Stated task.
Every line that holds the string "this" is to be identified and copied.

Exercise materials.
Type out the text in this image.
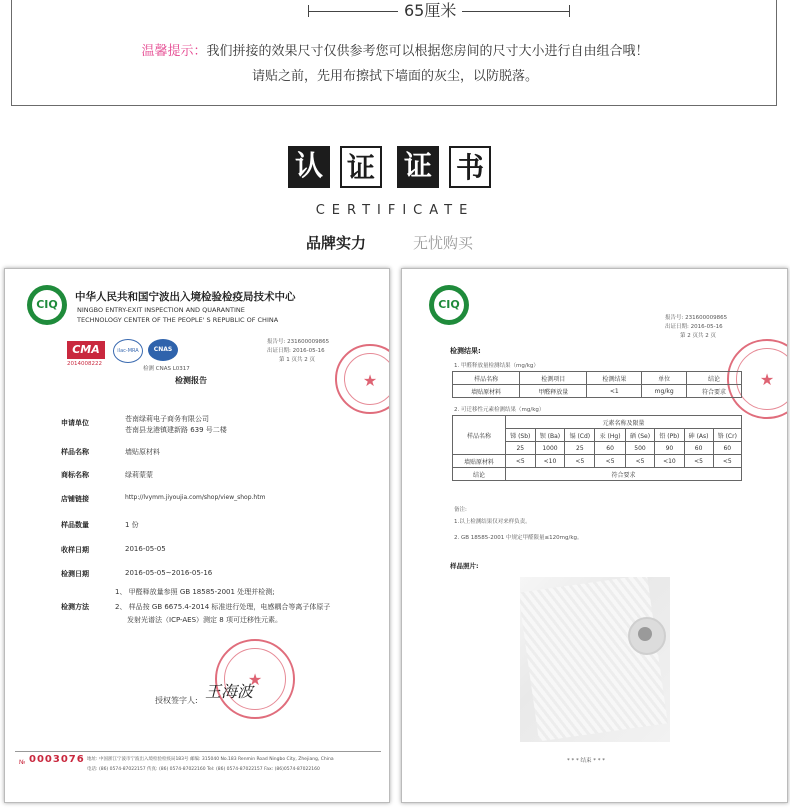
65厘米
温馨提示：我们拼接的效果尺寸仅供参考您可以根据您房间的尺寸大小进行自由组合哦！
请贴之前，先用布擦拭下墙面的灰尘，以防脱落。
认 证 证 书
CERTIFICATE
品牌实力	无忧购买
CIQ
中华人民共和国宁波出入境检验检疫局技术中心
NINGBO ENTRY-EXIT INSPECTION AND QUARANTINE
TECHNOLOGY CENTER OF THE PEOPLE' S REPUBLIC OF CHINA
CMA
2014008222
ilac-MRA	CNAS
检测 CNAS L0317
报告号: 231600009865
出证日期: 2016-05-16
第 1 页共 2 页
检测报告	★
申请单位	苍南绿莉电子商务有限公司
苍南县龙港镇建新路 639 号二楼
样品名称	墙贴原材料
商标名称	绿莉蒙蒙
店铺链接	http://lvymm.jiyoujia.com/shop/view_shop.htm
样品数量	1 份
收样日期	2016-05-05
检测日期	2016-05-05~2016-05-16
检测方法
1、 甲醛释放量参照 GB 18585-2001 处理并检测;
2、 样品按 GB 6675.4-2014 标准进行处理，电感耦合等离子体原子
发射光谱法（ICP-AES）测定 8 项可迁移性元素。
★
授权签字人: 王海波
№ 0003076 地址: 中国浙江宁波市宁波出入境检验检疫局183号 邮编: 315040 No.183 Renmin Road Ningbo City, Zhejiang, China
电话: (86) 0574-87022157 传真: (86) 0574-87022160 Tel: (86) 0574-87022157 Fax: (86)0574-87022160
CIQ
报告号: 231600009865
出证日期: 2016-05-16
第 2 页共 2 页
★
检测结果:
1. 甲醛释放量检测结果（mg/kg）
样品名称	检测项目	检测结果	单位	结论
墙贴原材料	甲醛释放量	<1	mg/kg	符合要求
2. 可迁移性元素检测结果（mg/kg）
样品名称	元素名称及限量							
	锑 (Sb)	钡 (Ba)	镉 (Cd)	汞 (Hg)	硒 (Se)	铅 (Pb)	砷 (As)	铬 (Cr)
	25	1000	25	60	500	90	60	60
墙贴原材料	<5	<10	<5	<5	<5	<10	<5	<5
结论	符合要求							
备注:
1.以上检测结果仅对来样负责。
2. GB 18585-2001 中规定甲醛限量≤120mg/kg。
样品照片:
* * * 结束 * * *
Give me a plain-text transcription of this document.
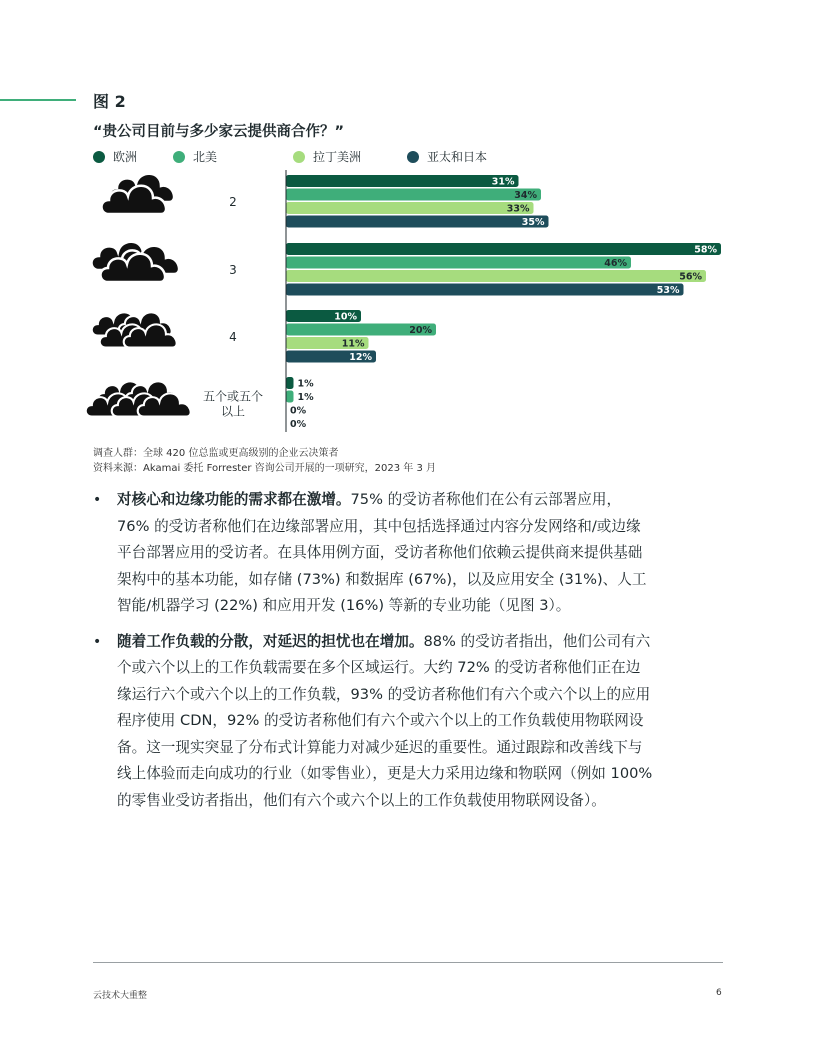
图 2
“贵公司目前与多少家云提供商合作？”
欧洲	北美	拉丁美洲	亚太和日本
2
3
4
五个或五个
以上
31%
34%
33%
35%
58%
46%
56%
53%
10%
20%
11%
12%
1%
1%
0%
0%
调查人群：全球 420 位总监或更高级别的企业云决策者
资料来源：Akamai 委托 Forrester 咨询公司开展的一项研究，2023 年 3 月
• 对核心和边缘功能的需求都在激增。75% 的受访者称他们在公有云部署应用，76% 的受访者称他们在边缘部署应用，其中包括选择通过内容分发网络和/或边缘平台部署应用的受访者。在具体用例方面，受访者称他们依赖云提供商来提供基础架构中的基本功能，如存储 (73%) 和数据库 (67%)，以及应用安全 (31%)、人工智能/机器学习 (22%) 和应用开发 (16%) 等新的专业功能（见图 3）。
• 随着工作负载的分散，对延迟的担忧也在增加。88% 的受访者指出，他们公司有六个或六个以上的工作负载需要在多个区域运行。大约 72% 的受访者称他们正在边缘运行六个或六个以上的工作负载，93% 的受访者称他们有六个或六个以上的应用程序使用 CDN，92% 的受访者称他们有六个或六个以上的工作负载使用物联网设备。这一现实突显了分布式计算能力对减少延迟的重要性。通过跟踪和改善线下与线上体验而走向成功的行业（如零售业），更是大力采用边缘和物联网（例如 100% 的零售业受访者指出，他们有六个或六个以上的工作负载使用物联网设备）。
云技术大重整	6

Exercise response.
Type out the text in this image.
Give me a plain-text transcription of this document.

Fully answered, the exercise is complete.